§ Dataset
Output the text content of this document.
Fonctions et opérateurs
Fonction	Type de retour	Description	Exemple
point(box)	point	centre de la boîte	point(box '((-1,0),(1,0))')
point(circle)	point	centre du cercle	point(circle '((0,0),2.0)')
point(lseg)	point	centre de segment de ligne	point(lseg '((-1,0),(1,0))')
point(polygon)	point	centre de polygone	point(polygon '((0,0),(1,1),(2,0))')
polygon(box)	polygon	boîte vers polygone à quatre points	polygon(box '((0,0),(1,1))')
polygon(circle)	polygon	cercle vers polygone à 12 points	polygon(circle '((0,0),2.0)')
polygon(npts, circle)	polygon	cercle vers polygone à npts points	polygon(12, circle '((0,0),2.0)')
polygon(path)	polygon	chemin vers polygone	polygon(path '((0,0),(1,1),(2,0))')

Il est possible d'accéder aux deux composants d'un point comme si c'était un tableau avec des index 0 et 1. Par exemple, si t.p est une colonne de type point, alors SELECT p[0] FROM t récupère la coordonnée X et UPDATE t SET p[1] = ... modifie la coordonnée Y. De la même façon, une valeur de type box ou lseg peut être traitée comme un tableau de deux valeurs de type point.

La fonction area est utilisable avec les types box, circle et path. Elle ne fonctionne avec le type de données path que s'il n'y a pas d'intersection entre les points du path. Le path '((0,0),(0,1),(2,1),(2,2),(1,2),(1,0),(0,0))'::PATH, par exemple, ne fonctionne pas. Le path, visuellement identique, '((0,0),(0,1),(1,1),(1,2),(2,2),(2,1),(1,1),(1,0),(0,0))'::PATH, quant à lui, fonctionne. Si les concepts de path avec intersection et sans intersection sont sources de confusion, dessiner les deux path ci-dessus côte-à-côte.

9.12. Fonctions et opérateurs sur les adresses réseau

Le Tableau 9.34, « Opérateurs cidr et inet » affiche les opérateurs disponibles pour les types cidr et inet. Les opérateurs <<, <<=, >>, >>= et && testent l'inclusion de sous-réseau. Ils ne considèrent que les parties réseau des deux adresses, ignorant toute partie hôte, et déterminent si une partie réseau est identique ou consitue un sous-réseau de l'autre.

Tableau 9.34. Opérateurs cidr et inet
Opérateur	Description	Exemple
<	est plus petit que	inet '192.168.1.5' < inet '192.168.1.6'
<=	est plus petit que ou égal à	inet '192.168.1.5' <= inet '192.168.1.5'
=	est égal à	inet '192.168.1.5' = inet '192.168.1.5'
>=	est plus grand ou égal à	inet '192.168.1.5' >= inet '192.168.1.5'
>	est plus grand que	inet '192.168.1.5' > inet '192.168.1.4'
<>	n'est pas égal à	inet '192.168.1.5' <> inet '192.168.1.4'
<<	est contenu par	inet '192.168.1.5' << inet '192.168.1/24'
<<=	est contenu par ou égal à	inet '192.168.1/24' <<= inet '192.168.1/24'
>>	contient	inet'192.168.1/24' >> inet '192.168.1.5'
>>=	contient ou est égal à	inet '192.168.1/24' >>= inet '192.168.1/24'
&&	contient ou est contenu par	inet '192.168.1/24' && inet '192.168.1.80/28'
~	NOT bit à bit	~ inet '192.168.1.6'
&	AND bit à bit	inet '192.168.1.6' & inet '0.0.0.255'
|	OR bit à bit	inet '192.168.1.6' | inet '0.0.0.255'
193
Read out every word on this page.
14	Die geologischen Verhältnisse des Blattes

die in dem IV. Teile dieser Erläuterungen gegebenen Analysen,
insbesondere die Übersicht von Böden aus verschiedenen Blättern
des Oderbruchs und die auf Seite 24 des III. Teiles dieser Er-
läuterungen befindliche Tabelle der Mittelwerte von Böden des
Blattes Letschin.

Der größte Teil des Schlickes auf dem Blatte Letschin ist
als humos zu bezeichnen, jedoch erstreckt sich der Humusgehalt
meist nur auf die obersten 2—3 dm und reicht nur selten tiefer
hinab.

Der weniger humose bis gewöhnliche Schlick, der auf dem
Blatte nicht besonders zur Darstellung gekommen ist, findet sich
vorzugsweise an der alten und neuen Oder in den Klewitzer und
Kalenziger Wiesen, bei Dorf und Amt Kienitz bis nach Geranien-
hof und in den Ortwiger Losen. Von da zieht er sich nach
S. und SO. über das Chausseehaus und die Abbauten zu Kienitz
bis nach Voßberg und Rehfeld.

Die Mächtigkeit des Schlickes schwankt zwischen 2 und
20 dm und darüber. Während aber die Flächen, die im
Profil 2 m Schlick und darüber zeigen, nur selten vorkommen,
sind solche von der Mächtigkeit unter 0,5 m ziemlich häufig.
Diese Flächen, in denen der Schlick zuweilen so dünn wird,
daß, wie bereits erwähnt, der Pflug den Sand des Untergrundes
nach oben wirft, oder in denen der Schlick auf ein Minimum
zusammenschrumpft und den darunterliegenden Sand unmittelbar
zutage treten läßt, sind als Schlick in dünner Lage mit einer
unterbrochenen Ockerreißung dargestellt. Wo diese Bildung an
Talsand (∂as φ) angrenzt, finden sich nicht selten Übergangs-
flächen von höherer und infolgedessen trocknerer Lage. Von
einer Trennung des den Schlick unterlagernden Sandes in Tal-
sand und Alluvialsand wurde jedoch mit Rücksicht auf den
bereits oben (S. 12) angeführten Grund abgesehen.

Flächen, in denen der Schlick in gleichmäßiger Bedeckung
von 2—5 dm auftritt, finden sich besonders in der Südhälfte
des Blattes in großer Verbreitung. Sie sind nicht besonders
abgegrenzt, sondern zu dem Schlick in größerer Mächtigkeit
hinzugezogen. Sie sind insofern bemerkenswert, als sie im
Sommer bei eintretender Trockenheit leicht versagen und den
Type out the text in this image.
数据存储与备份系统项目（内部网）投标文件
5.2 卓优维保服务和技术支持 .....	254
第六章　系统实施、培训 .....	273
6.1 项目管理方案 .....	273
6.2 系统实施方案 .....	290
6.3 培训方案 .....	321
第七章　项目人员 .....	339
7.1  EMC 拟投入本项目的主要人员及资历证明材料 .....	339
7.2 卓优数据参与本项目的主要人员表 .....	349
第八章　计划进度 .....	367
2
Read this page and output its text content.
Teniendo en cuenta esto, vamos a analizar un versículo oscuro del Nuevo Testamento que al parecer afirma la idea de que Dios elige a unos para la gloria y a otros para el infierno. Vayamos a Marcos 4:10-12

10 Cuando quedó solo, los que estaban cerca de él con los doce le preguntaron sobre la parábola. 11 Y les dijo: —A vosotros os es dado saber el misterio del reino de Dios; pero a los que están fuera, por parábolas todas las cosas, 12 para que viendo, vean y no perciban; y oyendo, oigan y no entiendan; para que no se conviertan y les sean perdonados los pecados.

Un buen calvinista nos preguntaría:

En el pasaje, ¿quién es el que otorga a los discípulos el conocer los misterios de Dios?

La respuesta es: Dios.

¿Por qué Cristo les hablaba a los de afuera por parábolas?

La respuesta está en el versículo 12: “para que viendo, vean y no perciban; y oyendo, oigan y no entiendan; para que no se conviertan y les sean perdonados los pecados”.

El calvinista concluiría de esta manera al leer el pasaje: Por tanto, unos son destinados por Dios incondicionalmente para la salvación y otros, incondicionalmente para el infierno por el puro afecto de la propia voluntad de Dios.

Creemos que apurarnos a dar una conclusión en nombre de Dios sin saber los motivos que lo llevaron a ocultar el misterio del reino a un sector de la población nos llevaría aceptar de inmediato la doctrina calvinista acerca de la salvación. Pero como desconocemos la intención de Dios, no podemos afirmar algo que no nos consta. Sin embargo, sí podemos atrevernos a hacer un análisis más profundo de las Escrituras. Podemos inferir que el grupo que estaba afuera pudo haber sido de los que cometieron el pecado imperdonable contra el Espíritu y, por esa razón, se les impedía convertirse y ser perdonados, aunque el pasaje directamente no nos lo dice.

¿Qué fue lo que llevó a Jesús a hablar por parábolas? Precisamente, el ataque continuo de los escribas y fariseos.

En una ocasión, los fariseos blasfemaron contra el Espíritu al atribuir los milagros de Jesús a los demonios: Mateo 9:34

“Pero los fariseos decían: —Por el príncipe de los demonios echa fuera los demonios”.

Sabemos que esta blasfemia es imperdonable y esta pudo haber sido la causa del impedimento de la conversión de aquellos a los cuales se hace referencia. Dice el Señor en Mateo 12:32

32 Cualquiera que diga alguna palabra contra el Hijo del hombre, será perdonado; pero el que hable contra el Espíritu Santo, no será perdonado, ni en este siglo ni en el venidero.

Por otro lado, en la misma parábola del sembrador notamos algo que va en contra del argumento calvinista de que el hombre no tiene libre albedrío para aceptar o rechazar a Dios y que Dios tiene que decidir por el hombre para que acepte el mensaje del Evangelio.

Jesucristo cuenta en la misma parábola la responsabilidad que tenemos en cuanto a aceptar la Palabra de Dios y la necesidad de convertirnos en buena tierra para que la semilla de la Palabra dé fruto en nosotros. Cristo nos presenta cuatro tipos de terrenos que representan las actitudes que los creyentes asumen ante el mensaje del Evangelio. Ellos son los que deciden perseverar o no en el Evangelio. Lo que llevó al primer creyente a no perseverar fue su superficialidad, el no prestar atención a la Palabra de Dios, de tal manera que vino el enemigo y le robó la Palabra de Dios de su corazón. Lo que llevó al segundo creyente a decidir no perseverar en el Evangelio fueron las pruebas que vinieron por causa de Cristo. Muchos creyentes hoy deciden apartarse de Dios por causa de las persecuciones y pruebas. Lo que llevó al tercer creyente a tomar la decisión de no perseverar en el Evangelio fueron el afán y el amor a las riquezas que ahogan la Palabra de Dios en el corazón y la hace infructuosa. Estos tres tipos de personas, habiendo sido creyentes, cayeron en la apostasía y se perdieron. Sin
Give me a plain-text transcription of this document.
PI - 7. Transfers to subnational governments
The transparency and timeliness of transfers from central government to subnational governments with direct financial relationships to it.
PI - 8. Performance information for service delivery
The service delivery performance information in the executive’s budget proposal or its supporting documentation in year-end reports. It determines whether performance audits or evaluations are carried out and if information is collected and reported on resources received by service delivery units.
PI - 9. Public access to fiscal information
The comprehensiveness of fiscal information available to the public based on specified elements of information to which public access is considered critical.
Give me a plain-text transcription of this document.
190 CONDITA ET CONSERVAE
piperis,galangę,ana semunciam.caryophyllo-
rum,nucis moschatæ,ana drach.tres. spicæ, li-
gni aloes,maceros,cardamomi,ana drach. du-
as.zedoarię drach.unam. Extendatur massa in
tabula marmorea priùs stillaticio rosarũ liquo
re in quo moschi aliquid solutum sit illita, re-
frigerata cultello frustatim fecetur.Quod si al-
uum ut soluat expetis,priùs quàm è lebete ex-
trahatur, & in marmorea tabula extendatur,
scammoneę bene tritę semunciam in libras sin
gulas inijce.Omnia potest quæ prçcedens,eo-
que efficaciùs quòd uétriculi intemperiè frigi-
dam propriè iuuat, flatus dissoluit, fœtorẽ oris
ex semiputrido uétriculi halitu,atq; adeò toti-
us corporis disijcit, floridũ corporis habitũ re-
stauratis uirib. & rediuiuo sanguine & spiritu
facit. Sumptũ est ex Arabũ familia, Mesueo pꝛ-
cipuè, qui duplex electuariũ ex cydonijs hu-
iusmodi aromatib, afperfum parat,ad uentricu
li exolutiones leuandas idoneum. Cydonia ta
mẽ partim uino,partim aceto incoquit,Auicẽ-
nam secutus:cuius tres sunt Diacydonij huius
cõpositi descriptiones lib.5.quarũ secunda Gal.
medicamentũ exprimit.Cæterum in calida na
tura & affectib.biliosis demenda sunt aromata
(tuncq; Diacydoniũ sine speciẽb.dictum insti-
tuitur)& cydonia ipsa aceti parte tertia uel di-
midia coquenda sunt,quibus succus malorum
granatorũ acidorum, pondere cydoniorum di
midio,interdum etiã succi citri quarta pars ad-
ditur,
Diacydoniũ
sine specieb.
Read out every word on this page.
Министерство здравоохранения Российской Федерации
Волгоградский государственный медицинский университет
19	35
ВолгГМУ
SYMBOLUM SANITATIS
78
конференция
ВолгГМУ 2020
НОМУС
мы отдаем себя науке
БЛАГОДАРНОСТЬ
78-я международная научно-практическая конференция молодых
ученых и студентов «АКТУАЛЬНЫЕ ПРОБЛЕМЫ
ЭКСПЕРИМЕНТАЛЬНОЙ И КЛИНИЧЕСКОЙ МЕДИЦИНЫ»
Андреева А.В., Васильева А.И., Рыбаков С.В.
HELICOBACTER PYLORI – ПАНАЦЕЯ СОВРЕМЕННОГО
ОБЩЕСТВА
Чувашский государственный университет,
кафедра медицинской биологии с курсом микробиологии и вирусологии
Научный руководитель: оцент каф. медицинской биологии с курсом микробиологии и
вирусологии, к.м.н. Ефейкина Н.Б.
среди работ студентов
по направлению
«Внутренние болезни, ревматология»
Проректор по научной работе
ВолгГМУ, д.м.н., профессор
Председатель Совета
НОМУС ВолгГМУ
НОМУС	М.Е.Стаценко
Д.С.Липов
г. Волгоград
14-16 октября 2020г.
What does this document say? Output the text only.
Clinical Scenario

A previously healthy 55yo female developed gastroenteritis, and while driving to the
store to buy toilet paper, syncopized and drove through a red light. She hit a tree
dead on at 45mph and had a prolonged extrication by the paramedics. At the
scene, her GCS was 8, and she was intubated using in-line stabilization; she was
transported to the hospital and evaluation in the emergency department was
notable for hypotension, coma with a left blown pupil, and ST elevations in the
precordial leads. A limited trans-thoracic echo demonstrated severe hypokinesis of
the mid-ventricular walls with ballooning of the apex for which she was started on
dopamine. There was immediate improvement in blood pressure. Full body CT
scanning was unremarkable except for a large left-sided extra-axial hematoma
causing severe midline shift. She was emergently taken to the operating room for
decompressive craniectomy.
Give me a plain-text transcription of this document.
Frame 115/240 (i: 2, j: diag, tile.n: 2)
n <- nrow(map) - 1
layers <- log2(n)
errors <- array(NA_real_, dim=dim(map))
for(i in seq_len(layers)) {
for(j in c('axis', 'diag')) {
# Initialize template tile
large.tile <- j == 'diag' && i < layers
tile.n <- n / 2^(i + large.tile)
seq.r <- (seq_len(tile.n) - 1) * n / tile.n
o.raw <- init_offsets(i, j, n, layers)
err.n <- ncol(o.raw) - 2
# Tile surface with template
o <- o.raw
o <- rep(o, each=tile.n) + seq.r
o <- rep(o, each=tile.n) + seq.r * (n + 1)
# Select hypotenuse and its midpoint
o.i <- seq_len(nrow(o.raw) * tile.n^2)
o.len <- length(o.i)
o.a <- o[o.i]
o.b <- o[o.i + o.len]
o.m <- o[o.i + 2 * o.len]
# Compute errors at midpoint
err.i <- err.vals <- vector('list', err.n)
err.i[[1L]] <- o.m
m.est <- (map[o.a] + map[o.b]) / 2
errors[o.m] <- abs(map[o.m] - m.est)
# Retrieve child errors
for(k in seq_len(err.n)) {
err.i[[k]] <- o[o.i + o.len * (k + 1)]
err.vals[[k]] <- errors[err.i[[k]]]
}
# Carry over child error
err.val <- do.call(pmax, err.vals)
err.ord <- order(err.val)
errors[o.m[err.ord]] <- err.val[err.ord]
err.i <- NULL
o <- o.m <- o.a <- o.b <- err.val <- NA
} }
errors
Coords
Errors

§ Problem to work on
Locate all lines in the listing above with the word "cidr". Copy them.

§ Solution to this task
Le Tableau 9.34, « Opérateurs cidr et inet » affiche les opérateurs disponibles pour les types cidr et inet. Les opérateurs <<, <<=, >>, >>= et && testent l'inclusion de sous-réseau. Ils ne considèrent que les parties réseau des deux adresses, ignorant toute partie hôte, et déterminent si une partie réseau est identique ou consitue un sous-réseau de l'autre.
Tableau 9.34. Opérateurs cidr et inet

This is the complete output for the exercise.